* EXERCISE GOAL:
From the entries that follow, pick out all lines holding "Standing".

Records from a collection:
━━━━━━━━━━━━━━━━

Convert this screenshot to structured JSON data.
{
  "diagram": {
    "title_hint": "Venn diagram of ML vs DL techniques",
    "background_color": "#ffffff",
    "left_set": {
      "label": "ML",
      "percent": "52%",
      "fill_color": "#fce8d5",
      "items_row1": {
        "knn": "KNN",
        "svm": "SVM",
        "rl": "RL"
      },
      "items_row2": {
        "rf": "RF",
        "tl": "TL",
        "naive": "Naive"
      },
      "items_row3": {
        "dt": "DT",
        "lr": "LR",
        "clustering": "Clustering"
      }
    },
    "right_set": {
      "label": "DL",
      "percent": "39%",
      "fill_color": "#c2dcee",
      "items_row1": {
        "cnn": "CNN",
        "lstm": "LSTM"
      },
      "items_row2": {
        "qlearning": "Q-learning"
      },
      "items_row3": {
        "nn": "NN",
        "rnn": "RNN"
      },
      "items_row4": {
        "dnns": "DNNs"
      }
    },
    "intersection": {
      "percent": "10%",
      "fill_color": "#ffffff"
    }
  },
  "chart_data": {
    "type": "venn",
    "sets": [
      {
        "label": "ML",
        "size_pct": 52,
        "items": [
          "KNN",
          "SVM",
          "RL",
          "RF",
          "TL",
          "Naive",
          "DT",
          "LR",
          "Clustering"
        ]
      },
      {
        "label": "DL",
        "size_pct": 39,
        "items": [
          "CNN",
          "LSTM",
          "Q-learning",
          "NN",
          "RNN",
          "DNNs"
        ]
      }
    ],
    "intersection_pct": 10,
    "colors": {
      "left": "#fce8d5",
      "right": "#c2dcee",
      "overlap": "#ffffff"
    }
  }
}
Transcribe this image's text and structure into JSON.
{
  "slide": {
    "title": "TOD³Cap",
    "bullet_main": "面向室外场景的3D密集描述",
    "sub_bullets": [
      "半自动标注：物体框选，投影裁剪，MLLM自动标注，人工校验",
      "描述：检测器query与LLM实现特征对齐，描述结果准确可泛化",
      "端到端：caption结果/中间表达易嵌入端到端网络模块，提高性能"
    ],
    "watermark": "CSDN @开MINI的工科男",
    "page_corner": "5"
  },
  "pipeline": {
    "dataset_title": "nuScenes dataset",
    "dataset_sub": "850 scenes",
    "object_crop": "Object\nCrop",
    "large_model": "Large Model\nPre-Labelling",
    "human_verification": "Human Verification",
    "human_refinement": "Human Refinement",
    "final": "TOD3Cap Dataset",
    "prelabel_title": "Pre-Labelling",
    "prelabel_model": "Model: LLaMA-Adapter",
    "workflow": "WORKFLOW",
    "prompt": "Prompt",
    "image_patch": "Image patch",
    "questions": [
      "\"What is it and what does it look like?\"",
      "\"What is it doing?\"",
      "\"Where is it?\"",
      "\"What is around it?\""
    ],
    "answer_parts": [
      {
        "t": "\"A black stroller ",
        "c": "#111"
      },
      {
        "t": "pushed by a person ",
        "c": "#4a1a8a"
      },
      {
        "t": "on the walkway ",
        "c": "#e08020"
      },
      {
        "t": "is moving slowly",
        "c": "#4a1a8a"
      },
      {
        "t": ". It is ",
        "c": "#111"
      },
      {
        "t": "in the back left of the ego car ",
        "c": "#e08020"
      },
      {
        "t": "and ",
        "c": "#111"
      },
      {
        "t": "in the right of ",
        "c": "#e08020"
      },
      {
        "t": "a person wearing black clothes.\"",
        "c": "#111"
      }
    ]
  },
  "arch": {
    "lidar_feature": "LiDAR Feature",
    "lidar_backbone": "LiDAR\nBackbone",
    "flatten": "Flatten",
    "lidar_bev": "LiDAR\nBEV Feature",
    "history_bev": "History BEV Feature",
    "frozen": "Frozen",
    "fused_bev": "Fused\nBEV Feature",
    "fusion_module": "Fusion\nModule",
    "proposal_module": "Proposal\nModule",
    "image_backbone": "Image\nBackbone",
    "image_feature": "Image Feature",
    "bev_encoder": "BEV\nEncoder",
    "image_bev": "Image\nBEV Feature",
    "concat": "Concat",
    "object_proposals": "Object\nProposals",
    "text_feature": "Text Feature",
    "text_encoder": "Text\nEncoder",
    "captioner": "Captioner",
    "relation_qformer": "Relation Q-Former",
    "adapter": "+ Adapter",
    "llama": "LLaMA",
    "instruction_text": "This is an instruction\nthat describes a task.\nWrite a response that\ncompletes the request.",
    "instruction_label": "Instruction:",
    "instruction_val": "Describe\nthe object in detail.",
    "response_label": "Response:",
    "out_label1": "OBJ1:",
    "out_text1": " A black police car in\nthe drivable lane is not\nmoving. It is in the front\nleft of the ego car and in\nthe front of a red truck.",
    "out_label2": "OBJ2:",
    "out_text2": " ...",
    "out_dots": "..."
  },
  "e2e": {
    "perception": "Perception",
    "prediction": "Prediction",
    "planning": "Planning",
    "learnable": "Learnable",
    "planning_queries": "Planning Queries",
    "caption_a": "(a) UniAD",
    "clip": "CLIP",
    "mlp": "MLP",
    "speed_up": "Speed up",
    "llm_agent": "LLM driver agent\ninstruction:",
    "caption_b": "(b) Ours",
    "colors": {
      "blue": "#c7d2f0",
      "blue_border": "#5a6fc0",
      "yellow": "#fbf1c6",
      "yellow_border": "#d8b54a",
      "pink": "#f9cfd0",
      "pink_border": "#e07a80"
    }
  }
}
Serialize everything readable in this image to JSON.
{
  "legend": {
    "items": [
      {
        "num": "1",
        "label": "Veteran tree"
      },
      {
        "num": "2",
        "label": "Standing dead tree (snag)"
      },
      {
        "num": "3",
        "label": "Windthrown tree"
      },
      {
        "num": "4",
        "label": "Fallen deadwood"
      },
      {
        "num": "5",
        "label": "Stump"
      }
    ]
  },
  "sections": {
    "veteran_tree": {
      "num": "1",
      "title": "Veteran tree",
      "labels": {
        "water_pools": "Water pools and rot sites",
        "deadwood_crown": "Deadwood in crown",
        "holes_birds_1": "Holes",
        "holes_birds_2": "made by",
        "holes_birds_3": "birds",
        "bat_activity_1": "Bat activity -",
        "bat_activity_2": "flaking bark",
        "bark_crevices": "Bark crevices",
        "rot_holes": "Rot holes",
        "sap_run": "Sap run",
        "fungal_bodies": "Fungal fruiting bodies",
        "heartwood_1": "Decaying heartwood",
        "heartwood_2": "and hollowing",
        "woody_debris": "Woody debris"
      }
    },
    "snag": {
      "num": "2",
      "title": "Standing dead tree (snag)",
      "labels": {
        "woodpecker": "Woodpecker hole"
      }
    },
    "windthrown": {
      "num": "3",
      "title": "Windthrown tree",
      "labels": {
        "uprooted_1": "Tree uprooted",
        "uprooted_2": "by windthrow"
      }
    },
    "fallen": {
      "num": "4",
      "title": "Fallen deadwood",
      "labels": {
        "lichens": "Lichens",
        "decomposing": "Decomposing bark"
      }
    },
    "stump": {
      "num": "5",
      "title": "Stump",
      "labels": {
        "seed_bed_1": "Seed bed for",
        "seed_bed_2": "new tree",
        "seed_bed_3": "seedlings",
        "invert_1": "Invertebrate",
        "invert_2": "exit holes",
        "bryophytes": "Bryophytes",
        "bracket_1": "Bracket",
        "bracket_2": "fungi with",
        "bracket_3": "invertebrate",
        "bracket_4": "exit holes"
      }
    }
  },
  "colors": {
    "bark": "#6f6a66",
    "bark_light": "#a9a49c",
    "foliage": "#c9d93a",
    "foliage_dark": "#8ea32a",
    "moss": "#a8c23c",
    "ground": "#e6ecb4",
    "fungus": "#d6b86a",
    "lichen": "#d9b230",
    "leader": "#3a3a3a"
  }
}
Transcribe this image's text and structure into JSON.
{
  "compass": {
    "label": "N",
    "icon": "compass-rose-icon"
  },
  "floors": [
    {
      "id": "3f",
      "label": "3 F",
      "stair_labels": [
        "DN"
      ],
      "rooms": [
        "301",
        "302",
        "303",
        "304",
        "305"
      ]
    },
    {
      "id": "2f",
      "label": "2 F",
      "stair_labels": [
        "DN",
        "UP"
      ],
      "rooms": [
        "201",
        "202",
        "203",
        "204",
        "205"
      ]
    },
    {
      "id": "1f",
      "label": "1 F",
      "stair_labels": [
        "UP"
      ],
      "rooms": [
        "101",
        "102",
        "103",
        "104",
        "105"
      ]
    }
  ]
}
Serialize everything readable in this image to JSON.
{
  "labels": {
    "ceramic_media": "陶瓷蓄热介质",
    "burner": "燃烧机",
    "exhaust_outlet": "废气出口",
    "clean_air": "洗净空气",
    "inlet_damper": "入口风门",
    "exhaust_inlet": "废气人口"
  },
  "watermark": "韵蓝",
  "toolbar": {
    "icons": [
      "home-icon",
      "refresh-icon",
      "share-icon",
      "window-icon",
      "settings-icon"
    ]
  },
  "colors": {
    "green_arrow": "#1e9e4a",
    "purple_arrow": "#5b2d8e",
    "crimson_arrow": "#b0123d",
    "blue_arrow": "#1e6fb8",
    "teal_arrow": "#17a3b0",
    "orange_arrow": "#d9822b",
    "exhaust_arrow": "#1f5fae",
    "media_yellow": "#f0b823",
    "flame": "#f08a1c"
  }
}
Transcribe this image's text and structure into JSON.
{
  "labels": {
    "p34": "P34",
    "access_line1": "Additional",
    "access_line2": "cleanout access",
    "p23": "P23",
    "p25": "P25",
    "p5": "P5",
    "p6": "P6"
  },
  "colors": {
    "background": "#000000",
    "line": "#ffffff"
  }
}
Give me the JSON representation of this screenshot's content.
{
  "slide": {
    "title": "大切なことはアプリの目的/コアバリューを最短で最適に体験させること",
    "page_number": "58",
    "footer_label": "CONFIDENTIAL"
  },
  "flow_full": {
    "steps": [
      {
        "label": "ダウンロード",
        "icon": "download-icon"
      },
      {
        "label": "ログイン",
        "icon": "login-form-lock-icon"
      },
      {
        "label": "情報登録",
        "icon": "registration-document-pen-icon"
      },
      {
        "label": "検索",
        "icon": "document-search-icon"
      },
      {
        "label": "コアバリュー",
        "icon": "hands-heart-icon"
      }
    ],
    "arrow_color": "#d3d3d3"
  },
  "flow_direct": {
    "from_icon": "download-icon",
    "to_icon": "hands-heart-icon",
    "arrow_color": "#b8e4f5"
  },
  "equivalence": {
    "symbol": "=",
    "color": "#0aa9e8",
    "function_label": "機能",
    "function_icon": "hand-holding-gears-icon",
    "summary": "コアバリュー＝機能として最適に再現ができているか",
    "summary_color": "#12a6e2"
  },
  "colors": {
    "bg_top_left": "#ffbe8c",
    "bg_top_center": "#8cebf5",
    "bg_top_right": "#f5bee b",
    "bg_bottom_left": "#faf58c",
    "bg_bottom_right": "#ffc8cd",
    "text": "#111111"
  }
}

━━━━━━━━━━━━━━━━

* REPLY:
        "label": "Standing dead tree (snag)"
      "title": "Standing dead tree (snag)",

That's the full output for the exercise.